TASK PROMPT = Print the data exactly as it is given, please.

RECORDS PROVIDED =
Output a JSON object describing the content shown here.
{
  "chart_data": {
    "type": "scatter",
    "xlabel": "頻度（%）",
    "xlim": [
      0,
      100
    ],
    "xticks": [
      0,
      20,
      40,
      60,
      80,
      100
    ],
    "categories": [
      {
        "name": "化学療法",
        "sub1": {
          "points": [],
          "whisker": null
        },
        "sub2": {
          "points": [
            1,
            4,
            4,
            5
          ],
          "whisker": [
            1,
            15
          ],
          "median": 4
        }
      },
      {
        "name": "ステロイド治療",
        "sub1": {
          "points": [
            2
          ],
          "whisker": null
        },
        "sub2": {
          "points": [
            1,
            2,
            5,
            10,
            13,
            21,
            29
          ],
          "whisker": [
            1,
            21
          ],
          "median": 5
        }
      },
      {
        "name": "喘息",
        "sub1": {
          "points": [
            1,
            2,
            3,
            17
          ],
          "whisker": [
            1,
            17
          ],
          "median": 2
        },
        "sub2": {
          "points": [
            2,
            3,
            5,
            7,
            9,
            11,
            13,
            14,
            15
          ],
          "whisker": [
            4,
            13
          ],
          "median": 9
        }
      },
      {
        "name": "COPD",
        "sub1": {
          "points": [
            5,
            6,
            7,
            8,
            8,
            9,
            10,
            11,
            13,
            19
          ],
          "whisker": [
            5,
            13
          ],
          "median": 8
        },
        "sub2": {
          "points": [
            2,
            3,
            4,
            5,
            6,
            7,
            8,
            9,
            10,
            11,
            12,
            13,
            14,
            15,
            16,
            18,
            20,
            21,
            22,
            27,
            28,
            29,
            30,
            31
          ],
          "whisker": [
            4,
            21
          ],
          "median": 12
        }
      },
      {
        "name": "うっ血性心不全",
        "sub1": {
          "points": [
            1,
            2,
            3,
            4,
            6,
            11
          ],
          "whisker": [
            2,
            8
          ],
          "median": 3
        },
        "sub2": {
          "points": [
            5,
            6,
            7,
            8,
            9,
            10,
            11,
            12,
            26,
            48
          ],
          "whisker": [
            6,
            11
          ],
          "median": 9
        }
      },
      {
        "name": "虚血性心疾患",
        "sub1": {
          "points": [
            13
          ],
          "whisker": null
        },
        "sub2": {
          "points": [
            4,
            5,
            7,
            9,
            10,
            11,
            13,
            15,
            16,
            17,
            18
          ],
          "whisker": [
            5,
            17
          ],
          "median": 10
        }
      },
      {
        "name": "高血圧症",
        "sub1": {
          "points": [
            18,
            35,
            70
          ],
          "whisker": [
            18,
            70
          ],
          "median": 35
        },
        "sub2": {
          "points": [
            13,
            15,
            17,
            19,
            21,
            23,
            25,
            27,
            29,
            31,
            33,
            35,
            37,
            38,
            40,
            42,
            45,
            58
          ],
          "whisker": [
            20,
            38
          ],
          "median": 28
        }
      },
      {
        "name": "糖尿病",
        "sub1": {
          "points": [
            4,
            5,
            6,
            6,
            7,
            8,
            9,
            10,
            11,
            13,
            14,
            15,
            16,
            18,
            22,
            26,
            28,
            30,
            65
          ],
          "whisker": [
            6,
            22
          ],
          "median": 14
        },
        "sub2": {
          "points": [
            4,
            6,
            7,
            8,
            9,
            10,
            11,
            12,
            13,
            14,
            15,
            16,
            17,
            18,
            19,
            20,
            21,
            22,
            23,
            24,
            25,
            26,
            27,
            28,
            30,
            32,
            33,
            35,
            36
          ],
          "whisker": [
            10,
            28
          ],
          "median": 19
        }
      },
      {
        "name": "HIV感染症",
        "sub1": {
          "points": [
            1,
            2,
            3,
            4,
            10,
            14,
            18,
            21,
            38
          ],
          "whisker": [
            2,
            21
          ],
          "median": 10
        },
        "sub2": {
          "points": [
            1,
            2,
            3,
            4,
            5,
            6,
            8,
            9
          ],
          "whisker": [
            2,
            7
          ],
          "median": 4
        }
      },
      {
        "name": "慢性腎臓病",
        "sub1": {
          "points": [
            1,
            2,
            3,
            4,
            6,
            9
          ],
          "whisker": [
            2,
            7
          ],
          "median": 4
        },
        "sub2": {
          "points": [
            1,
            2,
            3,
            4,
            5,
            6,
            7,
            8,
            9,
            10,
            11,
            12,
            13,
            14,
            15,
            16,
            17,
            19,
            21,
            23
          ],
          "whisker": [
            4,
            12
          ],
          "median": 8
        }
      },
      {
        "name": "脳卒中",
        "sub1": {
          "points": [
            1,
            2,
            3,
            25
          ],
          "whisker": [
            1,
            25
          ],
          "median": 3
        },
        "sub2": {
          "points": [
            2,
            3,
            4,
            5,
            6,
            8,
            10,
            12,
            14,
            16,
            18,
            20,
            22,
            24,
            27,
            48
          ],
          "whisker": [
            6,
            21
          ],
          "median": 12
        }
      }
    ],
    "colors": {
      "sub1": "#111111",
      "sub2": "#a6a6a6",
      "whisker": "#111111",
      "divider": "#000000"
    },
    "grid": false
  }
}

TASK ANSWER =
Output a JSON object describing the content shown here.
{
  "chart_data": {
    "type": "scatter",
    "xlabel": "頻度（%）",
    "xlim": [
      0,
      100
    ],
    "xticks": [
      0,
      20,
      40,
      60,
      80,
      100
    ],
    "categories": [
      {
        "name": "化学療法",
        "sub1": {
          "points": [],
          "whisker": null
        },
        "sub2": {
          "points": [
            1,
            4,
            4,
            5
          ],
          "whisker": [
            1,
            15
          ],
          "median": 4
        }
      },
      {
        "name": "ステロイド治療",
        "sub1": {
          "points": [
            2
          ],
          "whisker": null
        },
        "sub2": {
          "points": [
            1,
            2,
            5,
            10,
            13,
            21,
            29
          ],
          "whisker": [
            1,
            21
          ],
          "median": 5
        }
      },
      {
        "name": "喘息",
        "sub1": {
          "points": [
            1,
            2,
            3,
            17
          ],
          "whisker": [
            1,
            17
          ],
          "median": 2
        },
        "sub2": {
          "points": [
            2,
            3,
            5,
            7,
            9,
            11,
            13,
            14,
            15
          ],
          "whisker": [
            4,
            13
          ],
          "median": 9
        }
      },
      {
        "name": "COPD",
        "sub1": {
          "points": [
            5,
            6,
            7,
            8,
            8,
            9,
            10,
            11,
            13,
            19
          ],
          "whisker": [
            5,
            13
          ],
          "median": 8
        },
        "sub2": {
          "points": [
            2,
            3,
            4,
            5,
            6,
            7,
            8,
            9,
            10,
            11,
            12,
            13,
            14,
            15,
            16,
            18,
            20,
            21,
            22,
            27,
            28,
            29,
            30,
            31
          ],
          "whisker": [
            4,
            21
          ],
          "median": 12
        }
      },
      {
        "name": "うっ血性心不全",
        "sub1": {
          "points": [
            1,
            2,
            3,
            4,
            6,
            11
          ],
          "whisker": [
            2,
            8
          ],
          "median": 3
        },
        "sub2": {
          "points": [
            5,
            6,
            7,
            8,
            9,
            10,
            11,
            12,
            26,
            48
          ],
          "whisker": [
            6,
            11
          ],
          "median": 9
        }
      },
      {
        "name": "虚血性心疾患",
        "sub1": {
          "points": [
            13
          ],
          "whisker": null
        },
        "sub2": {
          "points": [
            4,
            5,
            7,
            9,
            10,
            11,
            13,
            15,
            16,
            17,
            18
          ],
          "whisker": [
            5,
            17
          ],
          "median": 10
        }
      },
      {
        "name": "高血圧症",
        "sub1": {
          "points": [
            18,
            35,
            70
          ],
          "whisker": [
            18,
            70
          ],
          "median": 35
        },
        "sub2": {
          "points": [
            13,
            15,
            17,
            19,
            21,
            23,
            25,
            27,
            29,
            31,
            33,
            35,
            37,
            38,
            40,
            42,
            45,
            58
          ],
          "whisker": [
            20,
            38
          ],
          "median": 28
        }
      },
      {
        "name": "糖尿病",
        "sub1": {
          "points": [
            4,
            5,
            6,
            6,
            7,
            8,
            9,
            10,
            11,
            13,
            14,
            15,
            16,
            18,
            22,
            26,
            28,
            30,
            65
          ],
          "whisker": [
            6,
            22
          ],
          "median": 14
        },
        "sub2": {
          "points": [
            4,
            6,
            7,
            8,
            9,
            10,
            11,
            12,
            13,
            14,
            15,
            16,
            17,
            18,
            19,
            20,
            21,
            22,
            23,
            24,
            25,
            26,
            27,
            28,
            30,
            32,
            33,
            35,
            36
          ],
          "whisker": [
            10,
            28
          ],
          "median": 19
        }
      },
      {
        "name": "HIV感染症",
        "sub1": {
          "points": [
            1,
            2,
            3,
            4,
            10,
            14,
            18,
            21,
            38
          ],
          "whisker": [
            2,
            21
          ],
          "median": 10
        },
        "sub2": {
          "points": [
            1,
            2,
            3,
            4,
            5,
            6,
            8,
            9
          ],
          "whisker": [
            2,
            7
          ],
          "median": 4
        }
      },
      {
        "name": "慢性腎臓病",
        "sub1": {
          "points": [
            1,
            2,
            3,
            4,
            6,
            9
          ],
          "whisker": [
            2,
            7
          ],
          "median": 4
        },
        "sub2": {
          "points": [
            1,
            2,
            3,
            4,
            5,
            6,
            7,
            8,
            9,
            10,
            11,
            12,
            13,
            14,
            15,
            16,
            17,
            19,
            21,
            23
          ],
          "whisker": [
            4,
            12
          ],
          "median": 8
        }
      },
      {
        "name": "脳卒中",
        "sub1": {
          "points": [
            1,
            2,
            3,
            25
          ],
          "whisker": [
            1,
            25
          ],
          "median": 3
        },
        "sub2": {
          "points": [
            2,
            3,
            4,
            5,
            6,
            8,
            10,
            12,
            14,
            16,
            18,
            20,
            22,
            24,
            27,
            48
          ],
          "whisker": [
            6,
            21
          ],
          "median": 12
        }
      }
    ],
    "colors": {
      "sub1": "#111111",
      "sub2": "#a6a6a6",
      "whisker": "#111111",
      "divider": "#000000"
    },
    "grid": false
  }
}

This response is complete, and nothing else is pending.